Select the lines of the records containing the word "name" and list them.

[begin Data rows]

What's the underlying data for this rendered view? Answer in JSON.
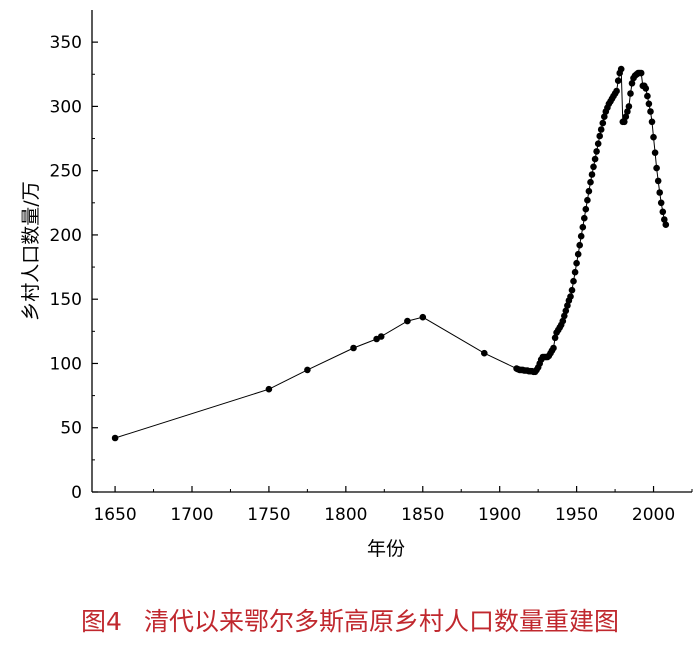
{
  "caption": {
    "figure_number": "图4",
    "text": "清代以来鄂尔多斯高原乡村人口数量重建图"
  },
  "chart_data": {
    "type": "line",
    "xlabel": "年份",
    "ylabel": "乡村人口数量/万",
    "xlim": [
      1635,
      2025
    ],
    "ylim": [
      0,
      375
    ],
    "xticks": [
      1650,
      1700,
      1750,
      1800,
      1850,
      1900,
      1950,
      2000
    ],
    "yticks": [
      0,
      50,
      100,
      150,
      200,
      250,
      300,
      350
    ],
    "grid": false,
    "legend": "none",
    "series": [
      {
        "color": "#000000",
        "points": [
          [
            1650,
            42
          ],
          [
            1750,
            80
          ],
          [
            1775,
            95
          ],
          [
            1805,
            112
          ],
          [
            1820,
            119
          ],
          [
            1823,
            121
          ],
          [
            1840,
            133
          ],
          [
            1850,
            136
          ],
          [
            1890,
            108
          ],
          [
            1911,
            96
          ],
          [
            1912,
            95.5
          ],
          [
            1913,
            95
          ],
          [
            1914,
            95
          ],
          [
            1915,
            95
          ],
          [
            1916,
            94.5
          ],
          [
            1917,
            94.5
          ],
          [
            1918,
            94.5
          ],
          [
            1919,
            94
          ],
          [
            1920,
            94
          ],
          [
            1921,
            94
          ],
          [
            1922,
            93.5
          ],
          [
            1923,
            93.5
          ],
          [
            1924,
            95
          ],
          [
            1925,
            97
          ],
          [
            1926,
            100
          ],
          [
            1927,
            103
          ],
          [
            1928,
            105
          ],
          [
            1929,
            105
          ],
          [
            1930,
            105
          ],
          [
            1931,
            105
          ],
          [
            1932,
            106
          ],
          [
            1933,
            108
          ],
          [
            1934,
            110
          ],
          [
            1935,
            112
          ],
          [
            1936,
            120
          ],
          [
            1937,
            124
          ],
          [
            1938,
            126
          ],
          [
            1939,
            128
          ],
          [
            1940,
            130
          ],
          [
            1941,
            133
          ],
          [
            1942,
            137
          ],
          [
            1943,
            141
          ],
          [
            1944,
            145
          ],
          [
            1945,
            149
          ],
          [
            1946,
            152
          ],
          [
            1947,
            157
          ],
          [
            1948,
            164
          ],
          [
            1949,
            171
          ],
          [
            1950,
            178
          ],
          [
            1951,
            185
          ],
          [
            1952,
            192
          ],
          [
            1953,
            199
          ],
          [
            1954,
            206
          ],
          [
            1955,
            213
          ],
          [
            1956,
            220
          ],
          [
            1957,
            227
          ],
          [
            1958,
            234
          ],
          [
            1959,
            241
          ],
          [
            1960,
            247
          ],
          [
            1961,
            253
          ],
          [
            1962,
            259
          ],
          [
            1963,
            265
          ],
          [
            1964,
            271
          ],
          [
            1965,
            277
          ],
          [
            1966,
            282
          ],
          [
            1967,
            287
          ],
          [
            1968,
            292
          ],
          [
            1969,
            296
          ],
          [
            1970,
            299
          ],
          [
            1971,
            302
          ],
          [
            1972,
            304
          ],
          [
            1973,
            306
          ],
          [
            1974,
            308
          ],
          [
            1975,
            310
          ],
          [
            1976,
            312
          ],
          [
            1977,
            320
          ],
          [
            1978,
            326
          ],
          [
            1979,
            329
          ],
          [
            1980,
            288
          ],
          [
            1981,
            288
          ],
          [
            1982,
            292
          ],
          [
            1983,
            296
          ],
          [
            1984,
            300
          ],
          [
            1985,
            310
          ],
          [
            1986,
            318
          ],
          [
            1987,
            322
          ],
          [
            1988,
            324
          ],
          [
            1989,
            325
          ],
          [
            1990,
            326
          ],
          [
            1991,
            326
          ],
          [
            1992,
            326
          ],
          [
            1993,
            316
          ],
          [
            1994,
            316
          ],
          [
            1995,
            314
          ],
          [
            1996,
            308
          ],
          [
            1997,
            302
          ],
          [
            1998,
            296
          ],
          [
            1999,
            288
          ],
          [
            2000,
            276
          ],
          [
            2001,
            264
          ],
          [
            2002,
            252
          ],
          [
            2003,
            242
          ],
          [
            2004,
            233
          ],
          [
            2005,
            225
          ],
          [
            2006,
            218
          ],
          [
            2007,
            212
          ],
          [
            2008,
            208
          ]
        ]
      }
    ]
  }
}
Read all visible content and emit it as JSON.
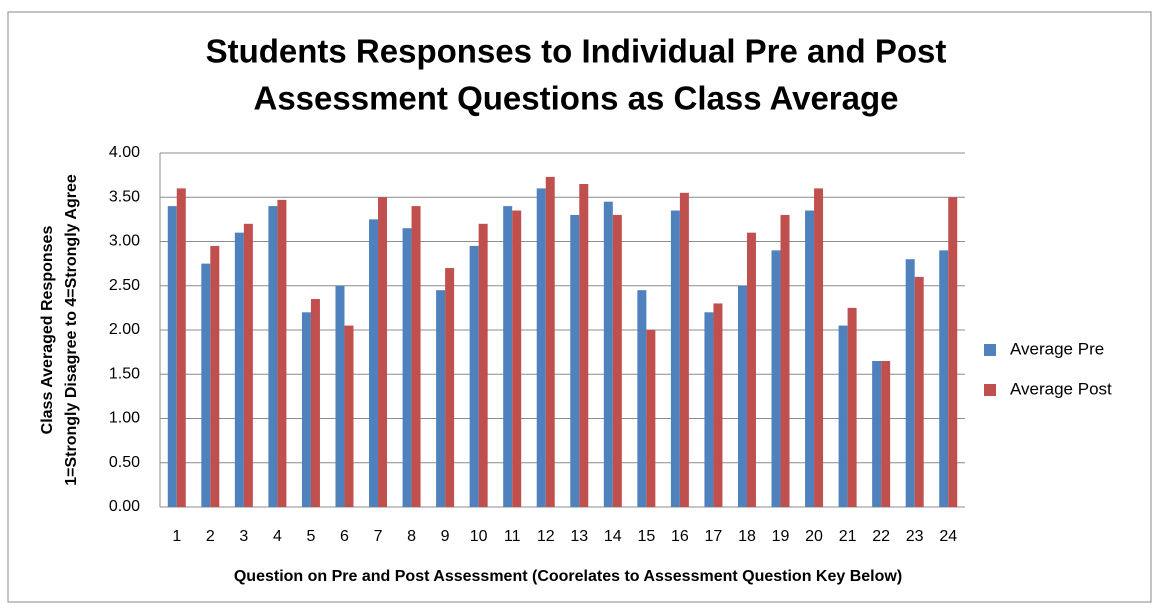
{
  "chart_data": {
    "type": "bar",
    "title_lines": [
      "Students Responses to Individual Pre and Post",
      "Assessment Questions as Class Average"
    ],
    "x_label": "Question on Pre and Post Assessment (Coorelates to Assessment Question Key Below)",
    "y_label_lines": [
      "Class Averaged Responses",
      "1=Strongly Disagree to 4=Strongly Agree"
    ],
    "categories": [
      "1",
      "2",
      "3",
      "4",
      "5",
      "6",
      "7",
      "8",
      "9",
      "10",
      "11",
      "12",
      "13",
      "14",
      "15",
      "16",
      "17",
      "18",
      "19",
      "20",
      "21",
      "22",
      "23",
      "24"
    ],
    "series": [
      {
        "name": "Average Pre",
        "color": "#4f81bd",
        "values": [
          3.4,
          2.75,
          3.1,
          3.4,
          2.2,
          2.5,
          3.25,
          3.15,
          2.45,
          2.95,
          3.4,
          3.6,
          3.3,
          3.45,
          2.45,
          3.35,
          2.2,
          2.5,
          2.9,
          3.35,
          2.05,
          1.65,
          2.8,
          2.9
        ]
      },
      {
        "name": "Average Post",
        "color": "#c0504d",
        "values": [
          3.6,
          2.95,
          3.2,
          3.47,
          2.35,
          2.05,
          3.5,
          3.4,
          2.7,
          3.2,
          3.35,
          3.73,
          3.65,
          3.3,
          2.0,
          3.55,
          2.3,
          3.1,
          3.3,
          3.6,
          2.25,
          1.65,
          2.6,
          3.5
        ]
      }
    ],
    "ylim": [
      0,
      4
    ],
    "yticks": [
      {
        "value": 0,
        "label": "0.00"
      },
      {
        "value": 0.5,
        "label": "0.50"
      },
      {
        "value": 1,
        "label": "1.00"
      },
      {
        "value": 1.5,
        "label": "1.50"
      },
      {
        "value": 2,
        "label": "2.00"
      },
      {
        "value": 2.5,
        "label": "2.50"
      },
      {
        "value": 3,
        "label": "3.00"
      },
      {
        "value": 3.5,
        "label": "3.50"
      },
      {
        "value": 4,
        "label": "4.00"
      }
    ],
    "grid": true,
    "legend": "right"
  }
}
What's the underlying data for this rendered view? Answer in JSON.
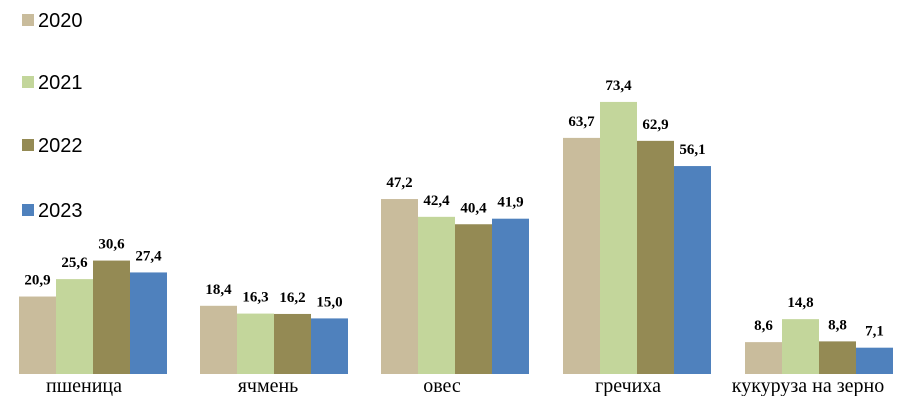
{
  "chart_data": {
    "type": "bar",
    "title": "",
    "xlabel": "",
    "ylabel": "",
    "ylim": [
      0,
      75
    ],
    "grid": false,
    "legend_position": "left",
    "categories": [
      "пшеница",
      "ячмень",
      "овес",
      "гречиха",
      "кукуруза на зерно"
    ],
    "series": [
      {
        "name": "2020",
        "color": "#c9bc9c",
        "values": [
          20.9,
          18.4,
          47.2,
          63.7,
          8.6
        ],
        "labels": [
          "20,9",
          "18,4",
          "47,2",
          "63,7",
          "8,6"
        ]
      },
      {
        "name": "2021",
        "color": "#c3d69b",
        "values": [
          25.6,
          16.3,
          42.4,
          73.4,
          14.8
        ],
        "labels": [
          "25,6",
          "16,3",
          "42,4",
          "73,4",
          "14,8"
        ]
      },
      {
        "name": "2022",
        "color": "#948a54",
        "values": [
          30.6,
          16.2,
          40.4,
          62.9,
          8.8
        ],
        "labels": [
          "30,6",
          "16,2",
          "40,4",
          "62,9",
          "8,8"
        ]
      },
      {
        "name": "2023",
        "color": "#4f81bd",
        "values": [
          27.4,
          15.0,
          41.9,
          56.1,
          7.1
        ],
        "labels": [
          "27,4",
          "15,0",
          "41,9",
          "56,1",
          "7,1"
        ]
      }
    ]
  }
}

[end Data rows]

• _Answer for the task_
        "name": "Average Pre",
        "name": "Average Post",
        "name": "2020",
        "name": "2021",
        "name": "2022",
        "name": "2023",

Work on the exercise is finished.